State the number of lines that contain the word "color", and add nothing else.

-=-=-

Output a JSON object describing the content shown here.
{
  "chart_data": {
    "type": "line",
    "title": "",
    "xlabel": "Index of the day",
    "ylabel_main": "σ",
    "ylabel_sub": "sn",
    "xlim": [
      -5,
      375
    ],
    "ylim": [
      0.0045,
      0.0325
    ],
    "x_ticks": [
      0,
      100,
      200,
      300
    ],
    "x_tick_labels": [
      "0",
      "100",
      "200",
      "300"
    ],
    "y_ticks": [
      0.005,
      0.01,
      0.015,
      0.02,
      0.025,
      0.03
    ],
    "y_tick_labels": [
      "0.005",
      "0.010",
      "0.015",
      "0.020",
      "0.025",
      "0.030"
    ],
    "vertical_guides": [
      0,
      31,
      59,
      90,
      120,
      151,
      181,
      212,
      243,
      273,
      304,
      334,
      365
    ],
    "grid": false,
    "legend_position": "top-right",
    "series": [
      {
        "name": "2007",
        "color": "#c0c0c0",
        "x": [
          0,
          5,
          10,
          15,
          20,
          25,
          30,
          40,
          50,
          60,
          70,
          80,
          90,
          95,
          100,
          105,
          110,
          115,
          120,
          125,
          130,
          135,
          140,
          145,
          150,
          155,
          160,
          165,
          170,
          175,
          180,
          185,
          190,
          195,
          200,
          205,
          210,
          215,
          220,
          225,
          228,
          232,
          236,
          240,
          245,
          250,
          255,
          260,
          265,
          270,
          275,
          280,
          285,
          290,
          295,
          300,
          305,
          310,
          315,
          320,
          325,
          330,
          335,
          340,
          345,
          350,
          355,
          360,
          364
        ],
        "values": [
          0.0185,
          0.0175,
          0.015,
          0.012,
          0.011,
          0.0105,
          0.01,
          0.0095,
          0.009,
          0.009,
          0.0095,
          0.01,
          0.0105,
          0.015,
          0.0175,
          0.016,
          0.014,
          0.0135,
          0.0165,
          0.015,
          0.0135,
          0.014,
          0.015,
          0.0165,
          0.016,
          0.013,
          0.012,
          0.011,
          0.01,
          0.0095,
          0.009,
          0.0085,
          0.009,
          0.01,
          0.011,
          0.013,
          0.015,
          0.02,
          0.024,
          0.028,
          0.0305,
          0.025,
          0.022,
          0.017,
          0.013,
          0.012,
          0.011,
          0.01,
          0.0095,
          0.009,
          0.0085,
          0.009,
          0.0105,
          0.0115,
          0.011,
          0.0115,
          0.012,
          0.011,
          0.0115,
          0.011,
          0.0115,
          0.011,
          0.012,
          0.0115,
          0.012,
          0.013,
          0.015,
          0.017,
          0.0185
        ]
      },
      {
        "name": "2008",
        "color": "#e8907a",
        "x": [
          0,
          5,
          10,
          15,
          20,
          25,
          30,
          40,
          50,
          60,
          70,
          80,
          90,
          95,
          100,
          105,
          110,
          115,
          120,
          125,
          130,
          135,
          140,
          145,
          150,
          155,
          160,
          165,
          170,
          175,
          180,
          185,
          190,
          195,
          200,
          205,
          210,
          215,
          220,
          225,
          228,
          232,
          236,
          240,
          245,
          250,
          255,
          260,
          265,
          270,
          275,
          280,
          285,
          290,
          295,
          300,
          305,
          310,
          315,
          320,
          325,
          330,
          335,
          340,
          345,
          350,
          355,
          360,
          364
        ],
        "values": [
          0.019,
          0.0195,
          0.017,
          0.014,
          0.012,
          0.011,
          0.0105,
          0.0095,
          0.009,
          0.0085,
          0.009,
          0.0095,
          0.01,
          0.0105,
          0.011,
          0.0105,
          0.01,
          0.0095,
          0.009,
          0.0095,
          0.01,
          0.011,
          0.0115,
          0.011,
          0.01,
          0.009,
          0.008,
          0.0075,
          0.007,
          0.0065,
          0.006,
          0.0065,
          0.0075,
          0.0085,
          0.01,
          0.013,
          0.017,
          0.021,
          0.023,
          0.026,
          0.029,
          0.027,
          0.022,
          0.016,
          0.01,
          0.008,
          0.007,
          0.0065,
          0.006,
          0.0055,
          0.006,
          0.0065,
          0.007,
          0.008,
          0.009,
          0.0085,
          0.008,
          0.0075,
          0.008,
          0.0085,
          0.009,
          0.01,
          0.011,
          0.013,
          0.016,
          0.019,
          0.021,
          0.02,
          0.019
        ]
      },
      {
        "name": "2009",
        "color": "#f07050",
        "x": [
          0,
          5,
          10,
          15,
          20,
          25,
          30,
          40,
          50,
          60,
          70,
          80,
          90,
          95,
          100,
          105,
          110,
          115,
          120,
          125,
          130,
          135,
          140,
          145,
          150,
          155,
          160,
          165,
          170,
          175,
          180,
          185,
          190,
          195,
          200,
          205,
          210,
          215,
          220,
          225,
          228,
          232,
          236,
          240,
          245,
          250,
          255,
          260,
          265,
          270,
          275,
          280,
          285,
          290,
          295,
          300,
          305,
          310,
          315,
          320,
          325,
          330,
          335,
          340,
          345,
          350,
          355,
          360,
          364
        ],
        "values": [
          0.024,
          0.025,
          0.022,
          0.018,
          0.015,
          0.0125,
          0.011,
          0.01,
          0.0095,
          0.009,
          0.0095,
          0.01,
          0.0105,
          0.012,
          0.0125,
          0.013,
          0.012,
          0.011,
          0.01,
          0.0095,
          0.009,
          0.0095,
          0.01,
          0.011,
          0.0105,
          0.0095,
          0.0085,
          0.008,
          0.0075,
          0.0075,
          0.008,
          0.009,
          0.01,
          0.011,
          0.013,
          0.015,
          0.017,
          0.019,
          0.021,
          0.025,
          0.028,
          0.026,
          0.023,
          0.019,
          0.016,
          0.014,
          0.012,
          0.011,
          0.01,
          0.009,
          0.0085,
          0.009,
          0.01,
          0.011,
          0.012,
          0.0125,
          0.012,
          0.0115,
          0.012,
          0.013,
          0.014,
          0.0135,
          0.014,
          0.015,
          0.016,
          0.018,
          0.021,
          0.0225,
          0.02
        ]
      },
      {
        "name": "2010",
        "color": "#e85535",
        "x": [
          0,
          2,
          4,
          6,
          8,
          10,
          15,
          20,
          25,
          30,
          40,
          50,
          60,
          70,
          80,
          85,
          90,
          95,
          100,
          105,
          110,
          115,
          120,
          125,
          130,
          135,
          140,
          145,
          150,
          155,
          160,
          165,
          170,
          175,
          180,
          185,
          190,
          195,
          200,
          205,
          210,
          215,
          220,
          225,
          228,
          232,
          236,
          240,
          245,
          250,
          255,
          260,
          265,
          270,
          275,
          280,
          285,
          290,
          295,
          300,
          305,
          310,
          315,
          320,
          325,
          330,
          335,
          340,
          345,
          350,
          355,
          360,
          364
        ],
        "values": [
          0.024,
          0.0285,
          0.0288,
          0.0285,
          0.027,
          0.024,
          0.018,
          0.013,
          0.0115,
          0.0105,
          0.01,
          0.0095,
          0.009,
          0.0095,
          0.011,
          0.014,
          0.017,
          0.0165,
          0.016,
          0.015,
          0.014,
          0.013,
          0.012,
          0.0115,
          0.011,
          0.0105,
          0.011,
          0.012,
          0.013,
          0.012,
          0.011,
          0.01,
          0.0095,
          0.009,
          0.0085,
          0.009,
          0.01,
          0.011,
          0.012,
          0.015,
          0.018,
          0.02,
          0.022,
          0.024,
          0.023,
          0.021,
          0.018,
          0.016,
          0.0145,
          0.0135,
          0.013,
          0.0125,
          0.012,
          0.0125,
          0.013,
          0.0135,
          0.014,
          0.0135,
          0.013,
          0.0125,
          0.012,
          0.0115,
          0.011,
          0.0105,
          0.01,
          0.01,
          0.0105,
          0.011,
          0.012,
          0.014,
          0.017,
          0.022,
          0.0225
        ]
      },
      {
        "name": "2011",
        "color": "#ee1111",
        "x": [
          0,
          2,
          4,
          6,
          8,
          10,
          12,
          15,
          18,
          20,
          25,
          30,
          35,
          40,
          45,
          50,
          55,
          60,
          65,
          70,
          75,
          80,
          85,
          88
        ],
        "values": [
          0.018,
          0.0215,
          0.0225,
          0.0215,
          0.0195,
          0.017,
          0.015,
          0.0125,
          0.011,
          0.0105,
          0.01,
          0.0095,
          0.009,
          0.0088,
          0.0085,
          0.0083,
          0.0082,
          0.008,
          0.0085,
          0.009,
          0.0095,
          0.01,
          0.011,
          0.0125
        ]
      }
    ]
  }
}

-=-=-

> _SOLUTION FOR THIS PROBLEM_
5